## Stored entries
====
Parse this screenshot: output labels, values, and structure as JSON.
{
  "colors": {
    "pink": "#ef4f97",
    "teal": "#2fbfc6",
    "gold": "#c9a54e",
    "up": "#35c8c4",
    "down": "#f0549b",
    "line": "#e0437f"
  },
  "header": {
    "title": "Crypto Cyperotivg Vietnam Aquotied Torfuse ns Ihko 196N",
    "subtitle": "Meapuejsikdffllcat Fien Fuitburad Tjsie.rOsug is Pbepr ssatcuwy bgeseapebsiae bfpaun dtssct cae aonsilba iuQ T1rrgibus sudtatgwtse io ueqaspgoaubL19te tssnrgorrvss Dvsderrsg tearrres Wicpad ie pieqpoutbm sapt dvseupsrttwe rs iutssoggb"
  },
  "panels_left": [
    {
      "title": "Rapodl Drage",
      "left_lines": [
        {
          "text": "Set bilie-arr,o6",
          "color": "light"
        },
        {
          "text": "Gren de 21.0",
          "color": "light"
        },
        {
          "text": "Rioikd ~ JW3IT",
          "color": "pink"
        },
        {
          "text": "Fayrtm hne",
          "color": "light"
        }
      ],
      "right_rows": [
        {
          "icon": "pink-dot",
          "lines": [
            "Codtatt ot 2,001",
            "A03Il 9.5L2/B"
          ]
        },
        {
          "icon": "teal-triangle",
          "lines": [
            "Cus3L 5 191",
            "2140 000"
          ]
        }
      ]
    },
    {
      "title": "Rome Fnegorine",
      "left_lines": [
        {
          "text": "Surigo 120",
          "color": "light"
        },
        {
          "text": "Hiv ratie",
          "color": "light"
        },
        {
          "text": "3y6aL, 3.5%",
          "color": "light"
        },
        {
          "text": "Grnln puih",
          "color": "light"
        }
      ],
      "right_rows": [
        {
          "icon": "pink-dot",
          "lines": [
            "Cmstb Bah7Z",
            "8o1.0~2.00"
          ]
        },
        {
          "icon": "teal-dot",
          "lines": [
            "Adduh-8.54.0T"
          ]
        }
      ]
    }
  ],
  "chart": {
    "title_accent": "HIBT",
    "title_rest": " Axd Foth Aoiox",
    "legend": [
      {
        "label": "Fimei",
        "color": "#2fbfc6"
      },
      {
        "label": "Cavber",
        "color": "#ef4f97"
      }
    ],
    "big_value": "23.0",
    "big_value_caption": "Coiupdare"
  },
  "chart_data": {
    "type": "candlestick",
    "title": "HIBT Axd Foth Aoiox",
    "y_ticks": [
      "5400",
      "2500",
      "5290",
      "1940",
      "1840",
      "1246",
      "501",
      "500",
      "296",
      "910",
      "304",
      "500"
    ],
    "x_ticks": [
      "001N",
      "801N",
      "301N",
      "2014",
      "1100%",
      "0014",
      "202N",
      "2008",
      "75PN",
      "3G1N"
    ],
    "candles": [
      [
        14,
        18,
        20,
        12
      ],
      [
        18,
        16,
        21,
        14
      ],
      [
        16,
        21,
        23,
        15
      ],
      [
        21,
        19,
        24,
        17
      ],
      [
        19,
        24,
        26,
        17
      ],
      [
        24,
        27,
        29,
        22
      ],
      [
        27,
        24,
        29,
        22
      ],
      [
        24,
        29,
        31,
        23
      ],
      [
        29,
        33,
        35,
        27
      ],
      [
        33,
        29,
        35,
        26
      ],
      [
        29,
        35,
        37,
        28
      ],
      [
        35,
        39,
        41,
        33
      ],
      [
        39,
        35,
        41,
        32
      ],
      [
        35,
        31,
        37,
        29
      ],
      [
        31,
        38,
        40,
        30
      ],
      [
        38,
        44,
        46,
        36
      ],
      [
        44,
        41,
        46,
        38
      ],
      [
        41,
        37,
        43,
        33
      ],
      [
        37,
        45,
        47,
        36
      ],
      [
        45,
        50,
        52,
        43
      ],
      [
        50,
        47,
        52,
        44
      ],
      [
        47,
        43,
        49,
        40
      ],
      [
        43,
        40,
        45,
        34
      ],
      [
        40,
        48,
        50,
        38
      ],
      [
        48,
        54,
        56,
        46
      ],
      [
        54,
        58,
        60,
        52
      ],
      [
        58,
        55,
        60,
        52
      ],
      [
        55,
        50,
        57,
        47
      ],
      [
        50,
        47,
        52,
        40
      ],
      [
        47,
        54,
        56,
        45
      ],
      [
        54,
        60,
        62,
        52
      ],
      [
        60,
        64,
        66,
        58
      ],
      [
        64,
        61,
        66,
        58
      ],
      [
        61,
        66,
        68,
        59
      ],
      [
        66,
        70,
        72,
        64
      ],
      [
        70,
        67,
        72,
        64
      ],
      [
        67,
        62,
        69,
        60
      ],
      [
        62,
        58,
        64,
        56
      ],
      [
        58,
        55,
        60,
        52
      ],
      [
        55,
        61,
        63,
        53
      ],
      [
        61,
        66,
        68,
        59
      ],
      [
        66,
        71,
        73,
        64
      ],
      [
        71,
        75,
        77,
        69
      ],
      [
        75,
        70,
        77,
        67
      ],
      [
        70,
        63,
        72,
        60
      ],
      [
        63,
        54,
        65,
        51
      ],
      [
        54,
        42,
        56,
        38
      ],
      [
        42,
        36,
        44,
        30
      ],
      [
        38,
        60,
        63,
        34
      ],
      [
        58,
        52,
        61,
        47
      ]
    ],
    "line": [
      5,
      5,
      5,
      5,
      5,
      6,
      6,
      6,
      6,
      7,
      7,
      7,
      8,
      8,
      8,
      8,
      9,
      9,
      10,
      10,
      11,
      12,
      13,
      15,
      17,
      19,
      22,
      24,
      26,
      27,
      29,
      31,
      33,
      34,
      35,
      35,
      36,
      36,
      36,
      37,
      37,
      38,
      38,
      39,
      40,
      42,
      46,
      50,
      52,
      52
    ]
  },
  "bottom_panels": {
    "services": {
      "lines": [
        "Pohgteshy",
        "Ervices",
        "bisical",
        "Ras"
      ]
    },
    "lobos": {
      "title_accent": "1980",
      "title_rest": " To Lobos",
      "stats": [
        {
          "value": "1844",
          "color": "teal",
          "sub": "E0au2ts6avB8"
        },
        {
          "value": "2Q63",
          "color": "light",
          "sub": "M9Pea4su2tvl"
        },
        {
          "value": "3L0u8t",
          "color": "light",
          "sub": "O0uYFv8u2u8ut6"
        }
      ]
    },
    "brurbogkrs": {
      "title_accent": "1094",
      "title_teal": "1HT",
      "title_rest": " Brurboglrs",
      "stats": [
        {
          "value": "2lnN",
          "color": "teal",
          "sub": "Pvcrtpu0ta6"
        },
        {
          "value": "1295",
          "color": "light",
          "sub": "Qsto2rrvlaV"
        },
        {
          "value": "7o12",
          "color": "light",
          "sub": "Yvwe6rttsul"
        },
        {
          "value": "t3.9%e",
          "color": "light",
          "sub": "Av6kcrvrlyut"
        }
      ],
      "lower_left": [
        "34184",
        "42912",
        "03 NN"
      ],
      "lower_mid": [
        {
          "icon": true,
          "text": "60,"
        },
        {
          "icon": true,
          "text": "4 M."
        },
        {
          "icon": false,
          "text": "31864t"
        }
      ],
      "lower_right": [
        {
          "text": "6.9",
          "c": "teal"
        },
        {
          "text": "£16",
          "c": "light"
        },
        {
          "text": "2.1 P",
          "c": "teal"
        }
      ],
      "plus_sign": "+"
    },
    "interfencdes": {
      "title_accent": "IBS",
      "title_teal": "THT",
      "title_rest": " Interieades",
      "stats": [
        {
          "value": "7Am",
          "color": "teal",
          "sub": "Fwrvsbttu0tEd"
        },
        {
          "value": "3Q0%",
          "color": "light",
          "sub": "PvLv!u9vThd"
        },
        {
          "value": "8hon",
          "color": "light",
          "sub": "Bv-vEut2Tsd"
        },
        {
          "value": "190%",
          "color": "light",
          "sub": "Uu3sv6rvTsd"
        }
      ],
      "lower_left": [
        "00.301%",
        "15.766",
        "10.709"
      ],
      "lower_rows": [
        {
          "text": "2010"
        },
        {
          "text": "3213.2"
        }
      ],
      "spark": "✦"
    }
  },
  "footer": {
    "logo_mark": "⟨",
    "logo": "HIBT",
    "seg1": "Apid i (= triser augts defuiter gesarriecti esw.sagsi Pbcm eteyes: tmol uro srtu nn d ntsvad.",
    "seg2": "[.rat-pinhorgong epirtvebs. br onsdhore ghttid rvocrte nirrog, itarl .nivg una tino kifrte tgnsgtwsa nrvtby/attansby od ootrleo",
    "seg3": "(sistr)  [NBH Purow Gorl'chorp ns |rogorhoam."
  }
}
====
## Aim of the task
Of the lines in the entries above, how many include "pink"? Only the number should be given.

## Full output
4